— Start Material —

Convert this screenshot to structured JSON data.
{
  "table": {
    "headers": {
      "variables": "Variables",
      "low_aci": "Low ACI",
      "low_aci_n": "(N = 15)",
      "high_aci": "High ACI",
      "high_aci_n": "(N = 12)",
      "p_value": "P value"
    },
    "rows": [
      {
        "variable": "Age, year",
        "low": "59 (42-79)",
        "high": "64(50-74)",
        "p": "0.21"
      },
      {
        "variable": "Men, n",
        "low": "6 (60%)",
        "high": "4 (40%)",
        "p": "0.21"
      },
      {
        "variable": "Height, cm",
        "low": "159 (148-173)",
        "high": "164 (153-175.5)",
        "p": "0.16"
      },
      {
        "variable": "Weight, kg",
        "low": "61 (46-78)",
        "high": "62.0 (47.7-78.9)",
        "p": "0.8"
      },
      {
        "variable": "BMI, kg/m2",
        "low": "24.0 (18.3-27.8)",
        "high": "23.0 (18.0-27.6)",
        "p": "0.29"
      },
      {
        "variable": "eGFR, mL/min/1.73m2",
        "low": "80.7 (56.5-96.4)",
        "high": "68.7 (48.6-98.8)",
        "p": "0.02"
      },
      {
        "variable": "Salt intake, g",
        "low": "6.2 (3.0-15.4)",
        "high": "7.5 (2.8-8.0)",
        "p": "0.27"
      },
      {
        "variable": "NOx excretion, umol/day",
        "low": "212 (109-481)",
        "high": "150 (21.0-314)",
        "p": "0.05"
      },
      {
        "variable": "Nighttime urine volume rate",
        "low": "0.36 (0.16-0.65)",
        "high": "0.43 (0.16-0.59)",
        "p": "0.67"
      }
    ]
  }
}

— End Material —

What to produce. Restate every line of the data word for word.

Worked solution.
Convert this screenshot to structured JSON data.
{
  "table": {
    "headers": {
      "variables": "Variables",
      "low_aci": "Low ACI",
      "low_aci_n": "(N = 15)",
      "high_aci": "High ACI",
      "high_aci_n": "(N = 12)",
      "p_value": "P value"
    },
    "rows": [
      {
        "variable": "Age, year",
        "low": "59 (42-79)",
        "high": "64(50-74)",
        "p": "0.21"
      },
      {
        "variable": "Men, n",
        "low": "6 (60%)",
        "high": "4 (40%)",
        "p": "0.21"
      },
      {
        "variable": "Height, cm",
        "low": "159 (148-173)",
        "high": "164 (153-175.5)",
        "p": "0.16"
      },
      {
        "variable": "Weight, kg",
        "low": "61 (46-78)",
        "high": "62.0 (47.7-78.9)",
        "p": "0.8"
      },
      {
        "variable": "BMI, kg/m2",
        "low": "24.0 (18.3-27.8)",
        "high": "23.0 (18.0-27.6)",
        "p": "0.29"
      },
      {
        "variable": "eGFR, mL/min/1.73m2",
        "low": "80.7 (56.5-96.4)",
        "high": "68.7 (48.6-98.8)",
        "p": "0.02"
      },
      {
        "variable": "Salt intake, g",
        "low": "6.2 (3.0-15.4)",
        "high": "7.5 (2.8-8.0)",
        "p": "0.27"
      },
      {
        "variable": "NOx excretion, umol/day",
        "low": "212 (109-481)",
        "high": "150 (21.0-314)",
        "p": "0.05"
      },
      {
        "variable": "Nighttime urine volume rate",
        "low": "0.36 (0.16-0.65)",
        "high": "0.43 (0.16-0.59)",
        "p": "0.67"
      }
    ]
  }
}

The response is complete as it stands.